◆ Written exercise
Reproduce each line that includes the word "nanti".

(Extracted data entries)
(begin)

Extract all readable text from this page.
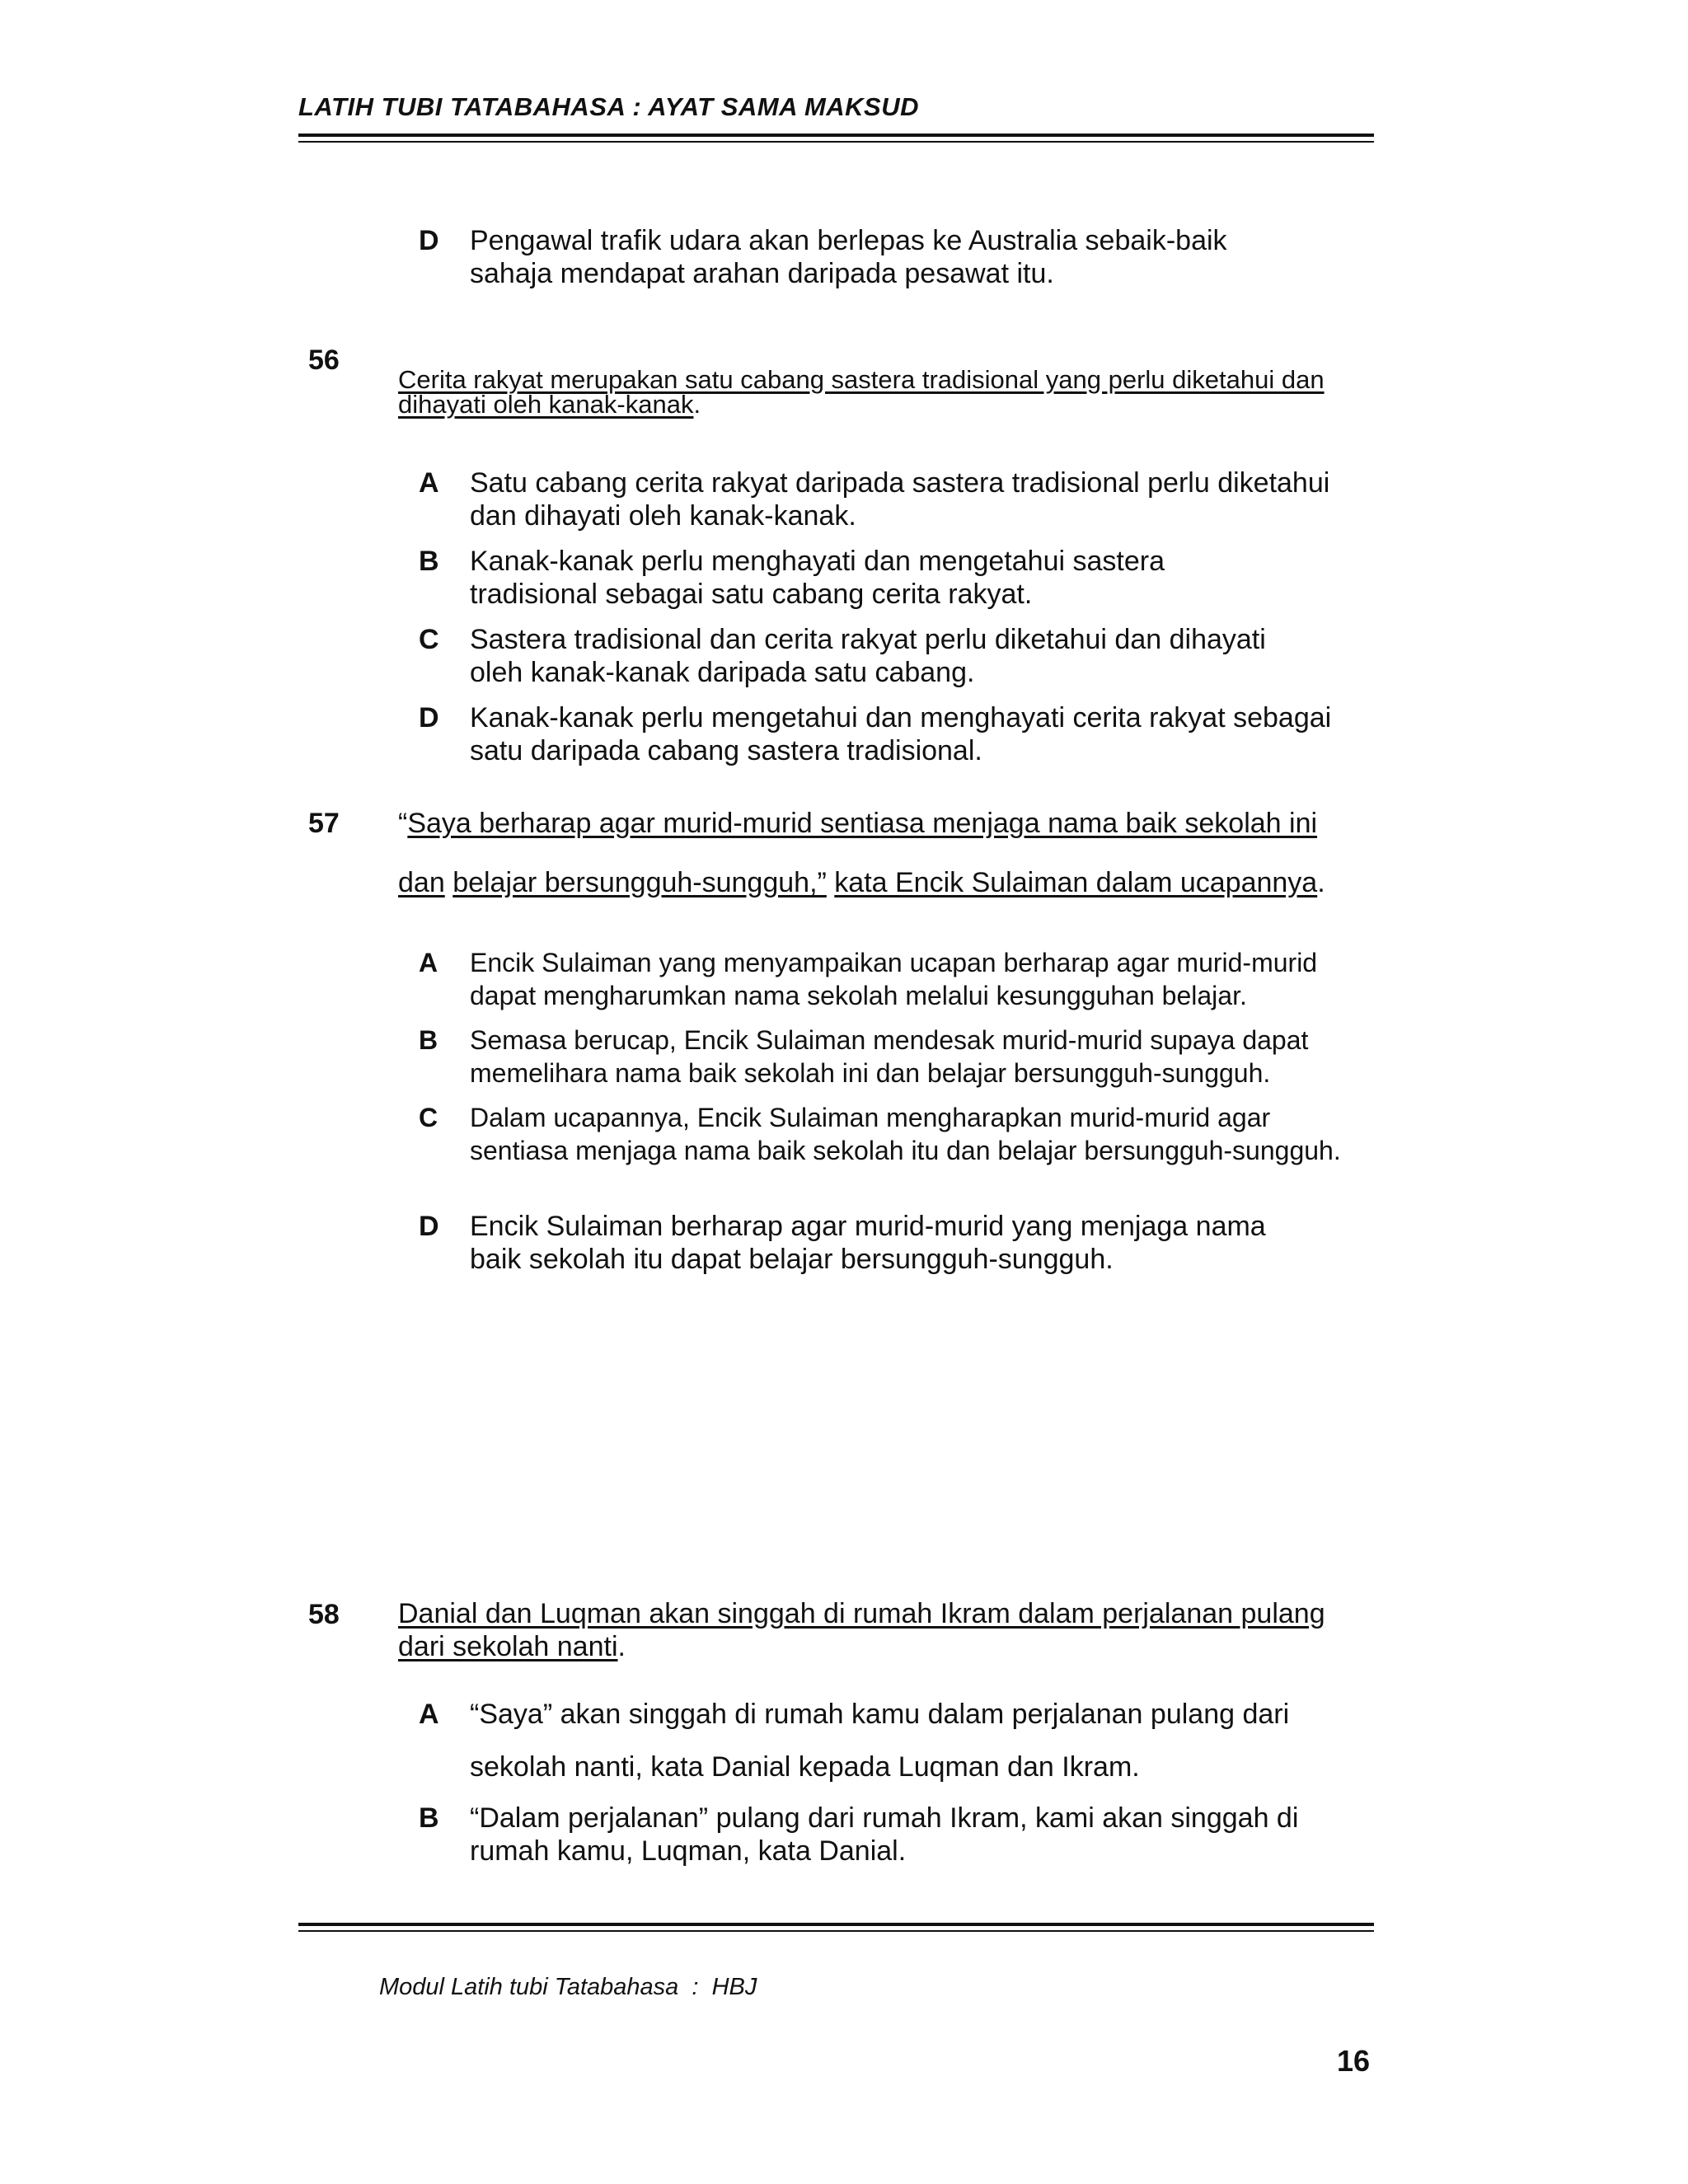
LATIH TUBI TATABAHASA : AYAT SAMA MAKSUD
D	Pengawal trafik udara akan berlepas ke Australia sebaik-baik
sahaja mendapat arahan daripada pesawat itu.
56
Cerita rakyat merupakan satu cabang sastera tradisional yang perlu diketahui dan
dihayati oleh kanak-kanak.
A	Satu cabang cerita rakyat daripada sastera tradisional perlu diketahui
dan dihayati oleh kanak-kanak.
B	Kanak-kanak perlu menghayati dan mengetahui sastera
tradisional sebagai satu cabang cerita rakyat.
C	Sastera tradisional dan cerita rakyat perlu diketahui dan dihayati
oleh kanak-kanak daripada satu cabang.
D	Kanak-kanak perlu mengetahui dan menghayati cerita rakyat sebagai
satu daripada cabang sastera tradisional.
57 “Saya berharap agar murid-murid sentiasa menjaga nama baik sekolah ini
dan belajar bersungguh-sungguh,” kata Encik Sulaiman dalam ucapannya.
A	Encik Sulaiman yang menyampaikan ucapan berharap agar murid-murid
dapat mengharumkan nama sekolah melalui kesungguhan belajar.
B	Semasa berucap, Encik Sulaiman mendesak murid-murid supaya dapat
memelihara nama baik sekolah ini dan belajar bersungguh-sungguh.
C	Dalam ucapannya, Encik Sulaiman mengharapkan murid-murid agar
sentiasa menjaga nama baik sekolah itu dan belajar bersungguh-sungguh.
D	Encik Sulaiman berharap agar murid-murid yang menjaga nama
baik sekolah itu dapat belajar bersungguh-sungguh.
58 Danial dan Luqman akan singgah di rumah Ikram dalam perjalanan pulang
dari sekolah nanti.
A	“Saya” akan singgah di rumah kamu dalam perjalanan pulang dari
sekolah nanti, kata Danial kepada Luqman dan Ikram.
B	“Dalam perjalanan” pulang dari rumah Ikram, kami akan singgah di
rumah kamu, Luqman, kata Danial.
Modul Latih tubi Tatabahasa  :  HBJ
16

(end)

◆ Response to the exercise
dari sekolah nanti.
sekolah nanti, kata Danial kepada Luqman dan Ikram.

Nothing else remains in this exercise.